▶ WORK REQUIRED: Please output the lines shown below exactly as they appear.
** start **
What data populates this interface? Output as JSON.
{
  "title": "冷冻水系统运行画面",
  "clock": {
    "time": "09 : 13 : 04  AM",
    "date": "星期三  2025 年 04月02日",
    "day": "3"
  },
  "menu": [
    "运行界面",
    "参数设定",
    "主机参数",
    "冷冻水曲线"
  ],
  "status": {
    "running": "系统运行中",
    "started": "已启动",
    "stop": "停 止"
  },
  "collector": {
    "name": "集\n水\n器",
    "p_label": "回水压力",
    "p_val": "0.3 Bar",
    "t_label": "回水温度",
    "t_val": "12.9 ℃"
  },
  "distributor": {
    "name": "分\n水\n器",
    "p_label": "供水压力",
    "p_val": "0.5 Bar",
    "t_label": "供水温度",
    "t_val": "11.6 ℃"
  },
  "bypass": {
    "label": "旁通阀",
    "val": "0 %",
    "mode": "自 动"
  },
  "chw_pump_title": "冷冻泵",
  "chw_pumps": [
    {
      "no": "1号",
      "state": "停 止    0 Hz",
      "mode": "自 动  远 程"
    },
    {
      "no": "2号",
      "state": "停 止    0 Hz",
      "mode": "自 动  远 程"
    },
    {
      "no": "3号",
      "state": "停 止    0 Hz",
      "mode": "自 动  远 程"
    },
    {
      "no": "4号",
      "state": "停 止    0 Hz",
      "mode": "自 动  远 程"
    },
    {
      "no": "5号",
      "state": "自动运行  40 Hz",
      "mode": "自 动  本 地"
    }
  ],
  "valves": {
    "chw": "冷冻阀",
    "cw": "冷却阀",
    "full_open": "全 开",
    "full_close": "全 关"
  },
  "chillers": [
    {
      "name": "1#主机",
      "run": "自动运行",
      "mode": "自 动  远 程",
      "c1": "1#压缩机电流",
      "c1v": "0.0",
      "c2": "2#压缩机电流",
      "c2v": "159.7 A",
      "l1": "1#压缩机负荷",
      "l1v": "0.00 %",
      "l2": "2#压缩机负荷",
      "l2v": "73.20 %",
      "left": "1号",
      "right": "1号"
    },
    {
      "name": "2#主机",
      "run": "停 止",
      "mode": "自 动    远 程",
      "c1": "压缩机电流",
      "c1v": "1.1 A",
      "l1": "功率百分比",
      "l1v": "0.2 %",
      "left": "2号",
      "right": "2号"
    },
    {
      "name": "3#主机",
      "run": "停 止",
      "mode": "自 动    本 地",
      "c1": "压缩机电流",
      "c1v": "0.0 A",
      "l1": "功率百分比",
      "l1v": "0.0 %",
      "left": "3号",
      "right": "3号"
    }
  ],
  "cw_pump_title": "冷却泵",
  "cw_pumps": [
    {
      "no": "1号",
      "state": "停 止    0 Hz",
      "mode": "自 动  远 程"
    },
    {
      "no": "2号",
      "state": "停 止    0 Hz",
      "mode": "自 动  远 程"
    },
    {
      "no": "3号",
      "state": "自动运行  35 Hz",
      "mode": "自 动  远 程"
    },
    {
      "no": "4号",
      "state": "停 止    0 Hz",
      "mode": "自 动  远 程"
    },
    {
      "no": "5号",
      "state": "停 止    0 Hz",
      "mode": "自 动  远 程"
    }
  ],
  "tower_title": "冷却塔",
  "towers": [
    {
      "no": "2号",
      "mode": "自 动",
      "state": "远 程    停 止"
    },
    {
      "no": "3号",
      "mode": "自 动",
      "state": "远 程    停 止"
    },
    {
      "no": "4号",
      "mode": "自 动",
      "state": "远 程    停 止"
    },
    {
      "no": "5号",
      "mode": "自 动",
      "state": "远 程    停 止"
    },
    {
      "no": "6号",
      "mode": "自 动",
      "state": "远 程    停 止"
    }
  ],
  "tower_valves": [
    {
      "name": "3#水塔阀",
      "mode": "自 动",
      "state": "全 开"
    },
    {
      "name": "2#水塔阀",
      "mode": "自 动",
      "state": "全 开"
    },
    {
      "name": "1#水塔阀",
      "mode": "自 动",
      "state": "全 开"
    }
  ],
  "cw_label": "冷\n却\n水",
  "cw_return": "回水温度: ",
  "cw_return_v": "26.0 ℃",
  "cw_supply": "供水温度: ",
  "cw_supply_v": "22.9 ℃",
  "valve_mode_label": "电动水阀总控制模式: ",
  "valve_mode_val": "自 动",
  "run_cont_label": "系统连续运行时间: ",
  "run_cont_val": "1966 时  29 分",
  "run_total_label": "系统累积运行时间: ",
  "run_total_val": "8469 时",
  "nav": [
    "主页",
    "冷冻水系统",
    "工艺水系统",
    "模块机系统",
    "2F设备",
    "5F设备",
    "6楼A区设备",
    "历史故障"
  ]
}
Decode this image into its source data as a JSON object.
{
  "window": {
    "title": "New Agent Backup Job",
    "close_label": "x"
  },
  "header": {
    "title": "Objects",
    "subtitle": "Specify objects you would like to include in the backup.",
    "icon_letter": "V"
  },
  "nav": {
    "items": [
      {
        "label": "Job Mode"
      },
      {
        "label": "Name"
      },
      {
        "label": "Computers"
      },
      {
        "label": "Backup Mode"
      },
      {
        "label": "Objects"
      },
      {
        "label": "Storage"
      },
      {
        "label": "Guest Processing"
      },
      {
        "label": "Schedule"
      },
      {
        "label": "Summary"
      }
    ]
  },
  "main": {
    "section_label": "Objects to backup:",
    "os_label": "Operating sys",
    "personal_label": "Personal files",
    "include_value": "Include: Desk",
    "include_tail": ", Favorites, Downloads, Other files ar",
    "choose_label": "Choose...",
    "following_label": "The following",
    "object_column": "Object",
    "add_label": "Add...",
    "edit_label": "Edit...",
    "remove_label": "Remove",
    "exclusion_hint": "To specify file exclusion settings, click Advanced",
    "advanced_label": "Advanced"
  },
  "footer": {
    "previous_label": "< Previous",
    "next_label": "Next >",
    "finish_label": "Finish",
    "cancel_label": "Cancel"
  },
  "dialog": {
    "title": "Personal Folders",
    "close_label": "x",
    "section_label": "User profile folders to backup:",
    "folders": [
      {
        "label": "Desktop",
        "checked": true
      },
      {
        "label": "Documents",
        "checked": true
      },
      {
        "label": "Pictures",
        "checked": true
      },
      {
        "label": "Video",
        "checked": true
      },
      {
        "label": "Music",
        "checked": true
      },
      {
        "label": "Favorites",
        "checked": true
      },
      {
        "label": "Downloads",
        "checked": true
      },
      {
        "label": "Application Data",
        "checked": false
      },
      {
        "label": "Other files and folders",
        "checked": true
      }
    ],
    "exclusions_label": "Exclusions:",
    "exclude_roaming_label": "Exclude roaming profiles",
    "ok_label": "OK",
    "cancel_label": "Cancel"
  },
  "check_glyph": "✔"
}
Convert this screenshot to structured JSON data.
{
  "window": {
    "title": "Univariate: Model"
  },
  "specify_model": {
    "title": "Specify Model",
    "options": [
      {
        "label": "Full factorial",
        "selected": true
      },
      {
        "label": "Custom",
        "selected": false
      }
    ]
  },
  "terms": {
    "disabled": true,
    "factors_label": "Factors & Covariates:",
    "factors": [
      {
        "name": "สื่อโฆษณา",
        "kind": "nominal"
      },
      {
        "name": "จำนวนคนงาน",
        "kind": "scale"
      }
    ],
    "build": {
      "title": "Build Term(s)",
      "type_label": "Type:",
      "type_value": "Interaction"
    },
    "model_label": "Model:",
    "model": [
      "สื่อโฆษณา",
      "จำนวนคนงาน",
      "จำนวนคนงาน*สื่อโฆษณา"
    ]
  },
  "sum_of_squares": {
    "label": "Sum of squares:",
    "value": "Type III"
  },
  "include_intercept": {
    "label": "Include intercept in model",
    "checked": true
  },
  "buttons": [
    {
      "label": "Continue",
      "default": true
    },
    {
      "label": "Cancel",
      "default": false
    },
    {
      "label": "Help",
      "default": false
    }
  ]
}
** end **
▶ RESULT FOR THIS TASK:
What data populates this interface? Output as JSON.
{
  "title": "冷冻水系统运行画面",
  "clock": {
    "time": "09 : 13 : 04  AM",
    "date": "星期三  2025 年 04月02日",
    "day": "3"
  },
  "menu": [
    "运行界面",
    "参数设定",
    "主机参数",
    "冷冻水曲线"
  ],
  "status": {
    "running": "系统运行中",
    "started": "已启动",
    "stop": "停 止"
  },
  "collector": {
    "name": "集\n水\n器",
    "p_label": "回水压力",
    "p_val": "0.3 Bar",
    "t_label": "回水温度",
    "t_val": "12.9 ℃"
  },
  "distributor": {
    "name": "分\n水\n器",
    "p_label": "供水压力",
    "p_val": "0.5 Bar",
    "t_label": "供水温度",
    "t_val": "11.6 ℃"
  },
  "bypass": {
    "label": "旁通阀",
    "val": "0 %",
    "mode": "自 动"
  },
  "chw_pump_title": "冷冻泵",
  "chw_pumps": [
    {
      "no": "1号",
      "state": "停 止    0 Hz",
      "mode": "自 动  远 程"
    },
    {
      "no": "2号",
      "state": "停 止    0 Hz",
      "mode": "自 动  远 程"
    },
    {
      "no": "3号",
      "state": "停 止    0 Hz",
      "mode": "自 动  远 程"
    },
    {
      "no": "4号",
      "state": "停 止    0 Hz",
      "mode": "自 动  远 程"
    },
    {
      "no": "5号",
      "state": "自动运行  40 Hz",
      "mode": "自 动  本 地"
    }
  ],
  "valves": {
    "chw": "冷冻阀",
    "cw": "冷却阀",
    "full_open": "全 开",
    "full_close": "全 关"
  },
  "chillers": [
    {
      "name": "1#主机",
      "run": "自动运行",
      "mode": "自 动  远 程",
      "c1": "1#压缩机电流",
      "c1v": "0.0",
      "c2": "2#压缩机电流",
      "c2v": "159.7 A",
      "l1": "1#压缩机负荷",
      "l1v": "0.00 %",
      "l2": "2#压缩机负荷",
      "l2v": "73.20 %",
      "left": "1号",
      "right": "1号"
    },
    {
      "name": "2#主机",
      "run": "停 止",
      "mode": "自 动    远 程",
      "c1": "压缩机电流",
      "c1v": "1.1 A",
      "l1": "功率百分比",
      "l1v": "0.2 %",
      "left": "2号",
      "right": "2号"
    },
    {
      "name": "3#主机",
      "run": "停 止",
      "mode": "自 动    本 地",
      "c1": "压缩机电流",
      "c1v": "0.0 A",
      "l1": "功率百分比",
      "l1v": "0.0 %",
      "left": "3号",
      "right": "3号"
    }
  ],
  "cw_pump_title": "冷却泵",
  "cw_pumps": [
    {
      "no": "1号",
      "state": "停 止    0 Hz",
      "mode": "自 动  远 程"
    },
    {
      "no": "2号",
      "state": "停 止    0 Hz",
      "mode": "自 动  远 程"
    },
    {
      "no": "3号",
      "state": "自动运行  35 Hz",
      "mode": "自 动  远 程"
    },
    {
      "no": "4号",
      "state": "停 止    0 Hz",
      "mode": "自 动  远 程"
    },
    {
      "no": "5号",
      "state": "停 止    0 Hz",
      "mode": "自 动  远 程"
    }
  ],
  "tower_title": "冷却塔",
  "towers": [
    {
      "no": "2号",
      "mode": "自 动",
      "state": "远 程    停 止"
    },
    {
      "no": "3号",
      "mode": "自 动",
      "state": "远 程    停 止"
    },
    {
      "no": "4号",
      "mode": "自 动",
      "state": "远 程    停 止"
    },
    {
      "no": "5号",
      "mode": "自 动",
      "state": "远 程    停 止"
    },
    {
      "no": "6号",
      "mode": "自 动",
      "state": "远 程    停 止"
    }
  ],
  "tower_valves": [
    {
      "name": "3#水塔阀",
      "mode": "自 动",
      "state": "全 开"
    },
    {
      "name": "2#水塔阀",
      "mode": "自 动",
      "state": "全 开"
    },
    {
      "name": "1#水塔阀",
      "mode": "自 动",
      "state": "全 开"
    }
  ],
  "cw_label": "冷\n却\n水",
  "cw_return": "回水温度: ",
  "cw_return_v": "26.0 ℃",
  "cw_supply": "供水温度: ",
  "cw_supply_v": "22.9 ℃",
  "valve_mode_label": "电动水阀总控制模式: ",
  "valve_mode_val": "自 动",
  "run_cont_label": "系统连续运行时间: ",
  "run_cont_val": "1966 时  29 分",
  "run_total_label": "系统累积运行时间: ",
  "run_total_val": "8469 时",
  "nav": [
    "主页",
    "冷冻水系统",
    "工艺水系统",
    "模块机系统",
    "2F设备",
    "5F设备",
    "6楼A区设备",
    "历史故障"
  ]
}
Decode this image into its source data as a JSON object.
{
  "window": {
    "title": "New Agent Backup Job",
    "close_label": "x"
  },
  "header": {
    "title": "Objects",
    "subtitle": "Specify objects you would like to include in the backup.",
    "icon_letter": "V"
  },
  "nav": {
    "items": [
      {
        "label": "Job Mode"
      },
      {
        "label": "Name"
      },
      {
        "label": "Computers"
      },
      {
        "label": "Backup Mode"
      },
      {
        "label": "Objects"
      },
      {
        "label": "Storage"
      },
      {
        "label": "Guest Processing"
      },
      {
        "label": "Schedule"
      },
      {
        "label": "Summary"
      }
    ]
  },
  "main": {
    "section_label": "Objects to backup:",
    "os_label": "Operating sys",
    "personal_label": "Personal files",
    "include_value": "Include: Desk",
    "include_tail": ", Favorites, Downloads, Other files ar",
    "choose_label": "Choose...",
    "following_label": "The following",
    "object_column": "Object",
    "add_label": "Add...",
    "edit_label": "Edit...",
    "remove_label": "Remove",
    "exclusion_hint": "To specify file exclusion settings, click Advanced",
    "advanced_label": "Advanced"
  },
  "footer": {
    "previous_label": "< Previous",
    "next_label": "Next >",
    "finish_label": "Finish",
    "cancel_label": "Cancel"
  },
  "dialog": {
    "title": "Personal Folders",
    "close_label": "x",
    "section_label": "User profile folders to backup:",
    "folders": [
      {
        "label": "Desktop",
        "checked": true
      },
      {
        "label": "Documents",
        "checked": true
      },
      {
        "label": "Pictures",
        "checked": true
      },
      {
        "label": "Video",
        "checked": true
      },
      {
        "label": "Music",
        "checked": true
      },
      {
        "label": "Favorites",
        "checked": true
      },
      {
        "label": "Downloads",
        "checked": true
      },
      {
        "label": "Application Data",
        "checked": false
      },
      {
        "label": "Other files and folders",
        "checked": true
      }
    ],
    "exclusions_label": "Exclusions:",
    "exclude_roaming_label": "Exclude roaming profiles",
    "ok_label": "OK",
    "cancel_label": "Cancel"
  },
  "check_glyph": "✔"
}
Convert this screenshot to structured JSON data.
{
  "window": {
    "title": "Univariate: Model"
  },
  "specify_model": {
    "title": "Specify Model",
    "options": [
      {
        "label": "Full factorial",
        "selected": true
      },
      {
        "label": "Custom",
        "selected": false
      }
    ]
  },
  "terms": {
    "disabled": true,
    "factors_label": "Factors & Covariates:",
    "factors": [
      {
        "name": "สื่อโฆษณา",
        "kind": "nominal"
      },
      {
        "name": "จำนวนคนงาน",
        "kind": "scale"
      }
    ],
    "build": {
      "title": "Build Term(s)",
      "type_label": "Type:",
      "type_value": "Interaction"
    },
    "model_label": "Model:",
    "model": [
      "สื่อโฆษณา",
      "จำนวนคนงาน",
      "จำนวนคนงาน*สื่อโฆษณา"
    ]
  },
  "sum_of_squares": {
    "label": "Sum of squares:",
    "value": "Type III"
  },
  "include_intercept": {
    "label": "Include intercept in model",
    "checked": true
  },
  "buttons": [
    {
      "label": "Continue",
      "default": true
    },
    {
      "label": "Cancel",
      "default": false
    },
    {
      "label": "Help",
      "default": false
    }
  ]
}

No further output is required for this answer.